Input data:
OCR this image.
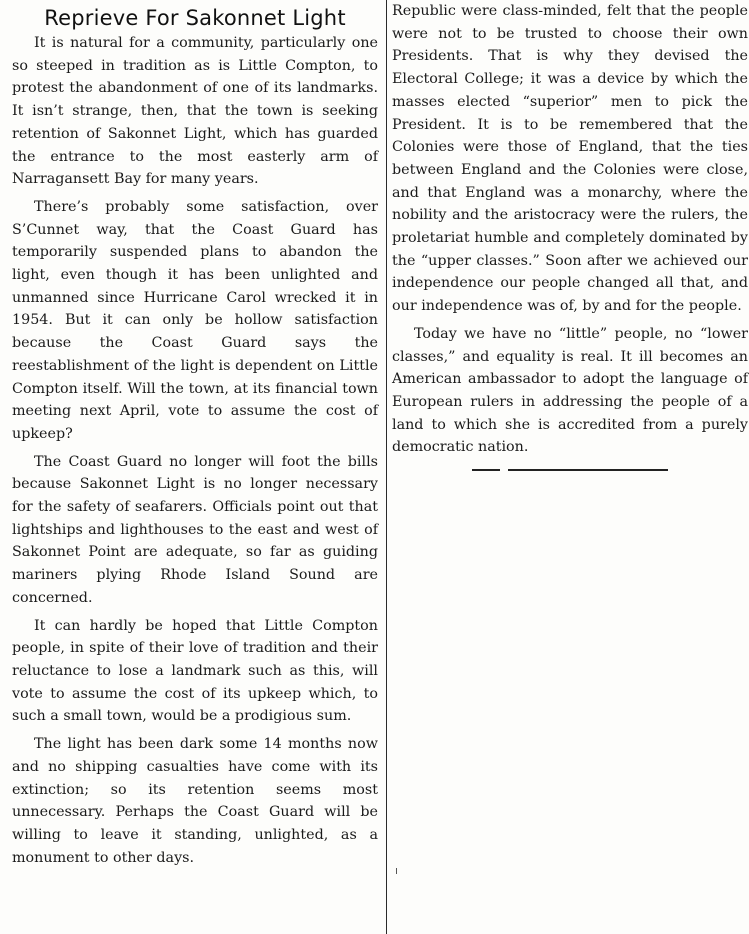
Reprieve For Sakonnet Light

It is natural for a community, particularly one so steeped in tradition as is Little Compton, to protest the abandonment of one of its landmarks. It isn’t strange, then, that the town is seeking retention of Sakonnet Light, which has guarded the entrance to the most easterly arm of Narragansett Bay for many years.

There’s probably some satisfaction, over S’Cunnet way, that the Coast Guard has temporarily suspended plans to abandon the light, even though it has been unlighted and unmanned since Hurricane Carol wrecked it in 1954. But it can only be hollow satisfaction because the Coast Guard says the reestablishment of the light is dependent on Little Compton itself. Will the town, at its financial town meeting next April, vote to assume the cost of upkeep?

The Coast Guard no longer will foot the bills because Sakonnet Light is no longer necessary for the safety of seafarers. Officials point out that lightships and lighthouses to the east and west of Sakonnet Point are adequate, so far as guiding mariners plying Rhode Island Sound are concerned.

It can hardly be hoped that Little Compton people, in spite of their love of tradition and their reluctance to lose a landmark such as this, will vote to assume the cost of its upkeep which, to such a small town, would be a prodigious sum.

The light has been dark some 14 months now and no shipping casualties have come with its extinction; so its retention seems most unnecessary. Perhaps the Coast Guard will be willing to leave it standing, unlighted, as a monument to other days.

Republic were class-minded, felt that the people were not to be trusted to choose their own Presidents. That is why they devised the Electoral College; it was a device by which the masses elected “superior” men to pick the President. It is to be remembered that the Colonies were those of England, that the ties between England and the Colonies were close, and that England was a monarchy, where the nobility and the aristocracy were the rulers, the proletariat humble and completely dominated by the “upper classes.” Soon after we achieved our independence our people changed all that, and our independence was of, by and for the people.

Today we have no “little” people, no “lower classes,” and equality is real. It ill becomes an American ambassador to adopt the language of European rulers in addressing the people of a land to which she is accredited from a purely democratic nation.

Objective:
Output all of the data exactly as it stands, minus any images.

Solution to this task:
OCR this image.
Reprieve For Sakonnet Light

It is natural for a community, particularly one so steeped in tradition as is Little Compton, to protest the abandonment of one of its landmarks. It isn’t strange, then, that the town is seeking retention of Sakonnet Light, which has guarded the entrance to the most easterly arm of Narragansett Bay for many years.

There’s probably some satisfaction, over S’Cunnet way, that the Coast Guard has temporarily suspended plans to abandon the light, even though it has been unlighted and unmanned since Hurricane Carol wrecked it in 1954. But it can only be hollow satisfaction because the Coast Guard says the reestablishment of the light is dependent on Little Compton itself. Will the town, at its financial town meeting next April, vote to assume the cost of upkeep?

The Coast Guard no longer will foot the bills because Sakonnet Light is no longer necessary for the safety of seafarers. Officials point out that lightships and lighthouses to the east and west of Sakonnet Point are adequate, so far as guiding mariners plying Rhode Island Sound are concerned.

It can hardly be hoped that Little Compton people, in spite of their love of tradition and their reluctance to lose a landmark such as this, will vote to assume the cost of its upkeep which, to such a small town, would be a prodigious sum.

The light has been dark some 14 months now and no shipping casualties have come with its extinction; so its retention seems most unnecessary. Perhaps the Coast Guard will be willing to leave it standing, unlighted, as a monument to other days.

Republic were class-minded, felt that the people were not to be trusted to choose their own Presidents. That is why they devised the Electoral College; it was a device by which the masses elected “superior” men to pick the President. It is to be remembered that the Colonies were those of England, that the ties between England and the Colonies were close, and that England was a monarchy, where the nobility and the aristocracy were the rulers, the proletariat humble and completely dominated by the “upper classes.” Soon after we achieved our independence our people changed all that, and our independence was of, by and for the people.

Today we have no “little” people, no “lower classes,” and equality is real. It ill becomes an American ambassador to adopt the language of European rulers in addressing the people of a land to which she is accredited from a purely democratic nation.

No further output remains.